**STATED TASK**
Each record must be reproduced exactly as it is shown.

::::

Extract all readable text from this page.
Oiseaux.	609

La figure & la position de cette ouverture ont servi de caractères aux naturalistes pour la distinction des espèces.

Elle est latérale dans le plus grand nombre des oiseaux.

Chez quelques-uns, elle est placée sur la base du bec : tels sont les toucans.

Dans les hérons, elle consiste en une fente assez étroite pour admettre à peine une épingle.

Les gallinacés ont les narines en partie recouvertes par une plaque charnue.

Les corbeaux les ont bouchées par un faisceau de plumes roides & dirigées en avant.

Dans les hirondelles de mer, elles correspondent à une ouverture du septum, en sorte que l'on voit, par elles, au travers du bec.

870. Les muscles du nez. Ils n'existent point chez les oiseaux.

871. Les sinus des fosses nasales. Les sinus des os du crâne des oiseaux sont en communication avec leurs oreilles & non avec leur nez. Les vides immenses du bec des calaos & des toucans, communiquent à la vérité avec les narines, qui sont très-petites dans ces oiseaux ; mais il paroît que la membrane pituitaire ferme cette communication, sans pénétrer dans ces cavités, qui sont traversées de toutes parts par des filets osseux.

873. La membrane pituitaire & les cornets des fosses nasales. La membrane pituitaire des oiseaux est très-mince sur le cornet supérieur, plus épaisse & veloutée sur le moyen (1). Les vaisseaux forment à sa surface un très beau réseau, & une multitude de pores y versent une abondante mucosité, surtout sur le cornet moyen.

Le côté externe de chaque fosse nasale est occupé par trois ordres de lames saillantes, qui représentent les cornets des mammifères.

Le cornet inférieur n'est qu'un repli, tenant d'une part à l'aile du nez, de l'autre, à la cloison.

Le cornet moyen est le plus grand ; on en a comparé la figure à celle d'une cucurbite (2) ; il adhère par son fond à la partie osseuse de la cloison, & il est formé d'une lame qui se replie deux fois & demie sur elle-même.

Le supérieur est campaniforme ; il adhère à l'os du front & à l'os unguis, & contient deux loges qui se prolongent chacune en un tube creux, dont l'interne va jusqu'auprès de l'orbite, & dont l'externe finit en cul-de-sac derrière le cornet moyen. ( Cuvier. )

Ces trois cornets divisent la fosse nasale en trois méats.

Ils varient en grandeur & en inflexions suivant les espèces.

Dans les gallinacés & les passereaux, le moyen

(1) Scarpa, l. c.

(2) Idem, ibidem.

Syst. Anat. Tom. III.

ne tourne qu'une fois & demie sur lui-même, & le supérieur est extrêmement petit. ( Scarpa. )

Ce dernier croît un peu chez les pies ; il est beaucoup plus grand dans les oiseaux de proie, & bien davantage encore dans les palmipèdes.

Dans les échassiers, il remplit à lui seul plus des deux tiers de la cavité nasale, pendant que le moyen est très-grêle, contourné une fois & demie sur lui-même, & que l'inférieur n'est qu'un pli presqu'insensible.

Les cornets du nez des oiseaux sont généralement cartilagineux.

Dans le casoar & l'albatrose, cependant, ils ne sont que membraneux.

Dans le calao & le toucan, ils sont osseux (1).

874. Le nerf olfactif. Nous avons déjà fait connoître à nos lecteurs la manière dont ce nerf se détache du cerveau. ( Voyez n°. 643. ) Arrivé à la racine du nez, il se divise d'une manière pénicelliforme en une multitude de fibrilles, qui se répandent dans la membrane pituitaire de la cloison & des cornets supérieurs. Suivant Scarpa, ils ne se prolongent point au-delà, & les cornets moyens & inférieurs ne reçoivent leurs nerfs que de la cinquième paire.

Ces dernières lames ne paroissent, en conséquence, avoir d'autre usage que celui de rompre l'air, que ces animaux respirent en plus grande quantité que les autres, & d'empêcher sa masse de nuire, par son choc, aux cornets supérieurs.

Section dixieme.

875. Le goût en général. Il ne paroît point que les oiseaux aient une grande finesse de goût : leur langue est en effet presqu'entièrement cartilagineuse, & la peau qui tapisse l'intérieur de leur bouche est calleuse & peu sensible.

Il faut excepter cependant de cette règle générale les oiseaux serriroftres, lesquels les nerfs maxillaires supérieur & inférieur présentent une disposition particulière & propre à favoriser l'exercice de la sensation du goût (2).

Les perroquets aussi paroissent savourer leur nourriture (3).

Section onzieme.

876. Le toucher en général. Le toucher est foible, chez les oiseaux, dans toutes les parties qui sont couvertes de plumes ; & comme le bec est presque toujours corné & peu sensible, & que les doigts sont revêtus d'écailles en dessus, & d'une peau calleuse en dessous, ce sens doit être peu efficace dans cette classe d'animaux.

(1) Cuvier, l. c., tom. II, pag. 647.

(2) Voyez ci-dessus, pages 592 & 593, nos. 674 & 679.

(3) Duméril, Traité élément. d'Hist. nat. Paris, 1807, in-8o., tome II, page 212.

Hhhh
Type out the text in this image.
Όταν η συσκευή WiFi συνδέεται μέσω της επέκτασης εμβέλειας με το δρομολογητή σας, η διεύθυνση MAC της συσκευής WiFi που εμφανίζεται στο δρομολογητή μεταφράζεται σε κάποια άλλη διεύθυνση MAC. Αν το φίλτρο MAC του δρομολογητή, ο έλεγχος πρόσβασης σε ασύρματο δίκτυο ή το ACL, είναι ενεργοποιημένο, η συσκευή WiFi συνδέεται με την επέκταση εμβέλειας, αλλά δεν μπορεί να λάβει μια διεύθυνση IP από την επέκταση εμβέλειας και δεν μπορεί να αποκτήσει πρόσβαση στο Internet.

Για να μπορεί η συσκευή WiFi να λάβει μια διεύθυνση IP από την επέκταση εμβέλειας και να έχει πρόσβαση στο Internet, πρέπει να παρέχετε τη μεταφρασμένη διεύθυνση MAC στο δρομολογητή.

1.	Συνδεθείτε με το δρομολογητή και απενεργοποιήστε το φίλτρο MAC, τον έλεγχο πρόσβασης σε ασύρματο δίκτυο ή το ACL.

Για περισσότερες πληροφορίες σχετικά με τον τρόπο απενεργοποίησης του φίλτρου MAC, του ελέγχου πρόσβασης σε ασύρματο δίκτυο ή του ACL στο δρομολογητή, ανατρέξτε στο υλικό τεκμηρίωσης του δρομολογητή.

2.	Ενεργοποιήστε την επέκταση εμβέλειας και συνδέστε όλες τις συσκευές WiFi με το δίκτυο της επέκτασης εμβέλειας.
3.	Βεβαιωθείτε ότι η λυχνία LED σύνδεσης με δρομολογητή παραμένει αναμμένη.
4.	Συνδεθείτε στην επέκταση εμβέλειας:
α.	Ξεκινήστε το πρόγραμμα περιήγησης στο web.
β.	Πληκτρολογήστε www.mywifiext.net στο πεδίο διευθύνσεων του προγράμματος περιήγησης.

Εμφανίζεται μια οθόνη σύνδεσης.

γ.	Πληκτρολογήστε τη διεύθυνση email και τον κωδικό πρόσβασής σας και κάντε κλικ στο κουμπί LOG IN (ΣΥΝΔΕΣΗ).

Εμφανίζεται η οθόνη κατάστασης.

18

::::

**WRITTEN ANSWER**
Extract all readable text from this page.
Oiseaux.	609

La figure & la position de cette ouverture ont servi de caractères aux naturalistes pour la distinction des espèces.

Elle est latérale dans le plus grand nombre des oiseaux.

Chez quelques-uns, elle est placée sur la base du bec : tels sont les toucans.

Dans les hérons, elle consiste en une fente assez étroite pour admettre à peine une épingle.

Les gallinacés ont les narines en partie recouvertes par une plaque charnue.

Les corbeaux les ont bouchées par un faisceau de plumes roides & dirigées en avant.

Dans les hirondelles de mer, elles correspondent à une ouverture du septum, en sorte que l'on voit, par elles, au travers du bec.

870. Les muscles du nez. Ils n'existent point chez les oiseaux.

871. Les sinus des fosses nasales. Les sinus des os du crâne des oiseaux sont en communication avec leurs oreilles & non avec leur nez. Les vides immenses du bec des calaos & des toucans, communiquent à la vérité avec les narines, qui sont très-petites dans ces oiseaux ; mais il paroît que la membrane pituitaire ferme cette communication, sans pénétrer dans ces cavités, qui sont traversées de toutes parts par des filets osseux.

873. La membrane pituitaire & les cornets des fosses nasales. La membrane pituitaire des oiseaux est très-mince sur le cornet supérieur, plus épaisse & veloutée sur le moyen (1). Les vaisseaux forment à sa surface un très beau réseau, & une multitude de pores y versent une abondante mucosité, surtout sur le cornet moyen.

Le côté externe de chaque fosse nasale est occupé par trois ordres de lames saillantes, qui représentent les cornets des mammifères.

Le cornet inférieur n'est qu'un repli, tenant d'une part à l'aile du nez, de l'autre, à la cloison.

Le cornet moyen est le plus grand ; on en a comparé la figure à celle d'une cucurbite (2) ; il adhère par son fond à la partie osseuse de la cloison, & il est formé d'une lame qui se replie deux fois & demie sur elle-même.

Le supérieur est campaniforme ; il adhère à l'os du front & à l'os unguis, & contient deux loges qui se prolongent chacune en un tube creux, dont l'interne va jusqu'auprès de l'orbite, & dont l'externe finit en cul-de-sac derrière le cornet moyen. ( Cuvier. )

Ces trois cornets divisent la fosse nasale en trois méats.

Ils varient en grandeur & en inflexions suivant les espèces.

Dans les gallinacés & les passereaux, le moyen

(1) Scarpa, l. c.

(2) Idem, ibidem.

Syst. Anat. Tom. III.

ne tourne qu'une fois & demie sur lui-même, & le supérieur est extrêmement petit. ( Scarpa. )

Ce dernier croît un peu chez les pies ; il est beaucoup plus grand dans les oiseaux de proie, & bien davantage encore dans les palmipèdes.

Dans les échassiers, il remplit à lui seul plus des deux tiers de la cavité nasale, pendant que le moyen est très-grêle, contourné une fois & demie sur lui-même, & que l'inférieur n'est qu'un pli presqu'insensible.

Les cornets du nez des oiseaux sont généralement cartilagineux.

Dans le casoar & l'albatrose, cependant, ils ne sont que membraneux.

Dans le calao & le toucan, ils sont osseux (1).

874. Le nerf olfactif. Nous avons déjà fait connoître à nos lecteurs la manière dont ce nerf se détache du cerveau. ( Voyez n°. 643. ) Arrivé à la racine du nez, il se divise d'une manière pénicelliforme en une multitude de fibrilles, qui se répandent dans la membrane pituitaire de la cloison & des cornets supérieurs. Suivant Scarpa, ils ne se prolongent point au-delà, & les cornets moyens & inférieurs ne reçoivent leurs nerfs que de la cinquième paire.

Ces dernières lames ne paroissent, en conséquence, avoir d'autre usage que celui de rompre l'air, que ces animaux respirent en plus grande quantité que les autres, & d'empêcher sa masse de nuire, par son choc, aux cornets supérieurs.

Section dixieme.

875. Le goût en général. Il ne paroît point que les oiseaux aient une grande finesse de goût : leur langue est en effet presqu'entièrement cartilagineuse, & la peau qui tapisse l'intérieur de leur bouche est calleuse & peu sensible.

Il faut excepter cependant de cette règle générale les oiseaux serriroftres, lesquels les nerfs maxillaires supérieur & inférieur présentent une disposition particulière & propre à favoriser l'exercice de la sensation du goût (2).

Les perroquets aussi paroissent savourer leur nourriture (3).

Section onzieme.

876. Le toucher en général. Le toucher est foible, chez les oiseaux, dans toutes les parties qui sont couvertes de plumes ; & comme le bec est presque toujours corné & peu sensible, & que les doigts sont revêtus d'écailles en dessus, & d'une peau calleuse en dessous, ce sens doit être peu efficace dans cette classe d'animaux.

(1) Cuvier, l. c., tom. II, pag. 647.

(2) Voyez ci-dessus, pages 592 & 593, nos. 674 & 679.

(3) Duméril, Traité élément. d'Hist. nat. Paris, 1807, in-8o., tome II, page 212.

Hhhh
Type out the text in this image.
Όταν η συσκευή WiFi συνδέεται μέσω της επέκτασης εμβέλειας με το δρομολογητή σας, η διεύθυνση MAC της συσκευής WiFi που εμφανίζεται στο δρομολογητή μεταφράζεται σε κάποια άλλη διεύθυνση MAC. Αν το φίλτρο MAC του δρομολογητή, ο έλεγχος πρόσβασης σε ασύρματο δίκτυο ή το ACL, είναι ενεργοποιημένο, η συσκευή WiFi συνδέεται με την επέκταση εμβέλειας, αλλά δεν μπορεί να λάβει μια διεύθυνση IP από την επέκταση εμβέλειας και δεν μπορεί να αποκτήσει πρόσβαση στο Internet.

Για να μπορεί η συσκευή WiFi να λάβει μια διεύθυνση IP από την επέκταση εμβέλειας και να έχει πρόσβαση στο Internet, πρέπει να παρέχετε τη μεταφρασμένη διεύθυνση MAC στο δρομολογητή.

1.	Συνδεθείτε με το δρομολογητή και απενεργοποιήστε το φίλτρο MAC, τον έλεγχο πρόσβασης σε ασύρματο δίκτυο ή το ACL.

Για περισσότερες πληροφορίες σχετικά με τον τρόπο απενεργοποίησης του φίλτρου MAC, του ελέγχου πρόσβασης σε ασύρματο δίκτυο ή του ACL στο δρομολογητή, ανατρέξτε στο υλικό τεκμηρίωσης του δρομολογητή.

2.	Ενεργοποιήστε την επέκταση εμβέλειας και συνδέστε όλες τις συσκευές WiFi με το δίκτυο της επέκτασης εμβέλειας.
3.	Βεβαιωθείτε ότι η λυχνία LED σύνδεσης με δρομολογητή παραμένει αναμμένη.
4.	Συνδεθείτε στην επέκταση εμβέλειας:
α.	Ξεκινήστε το πρόγραμμα περιήγησης στο web.
β.	Πληκτρολογήστε www.mywifiext.net στο πεδίο διευθύνσεων του προγράμματος περιήγησης.

Εμφανίζεται μια οθόνη σύνδεσης.

γ.	Πληκτρολογήστε τη διεύθυνση email και τον κωδικό πρόσβασής σας και κάντε κλικ στο κουμπί LOG IN (ΣΥΝΔΕΣΗ).

Εμφανίζεται η οθόνη κατάστασης.

18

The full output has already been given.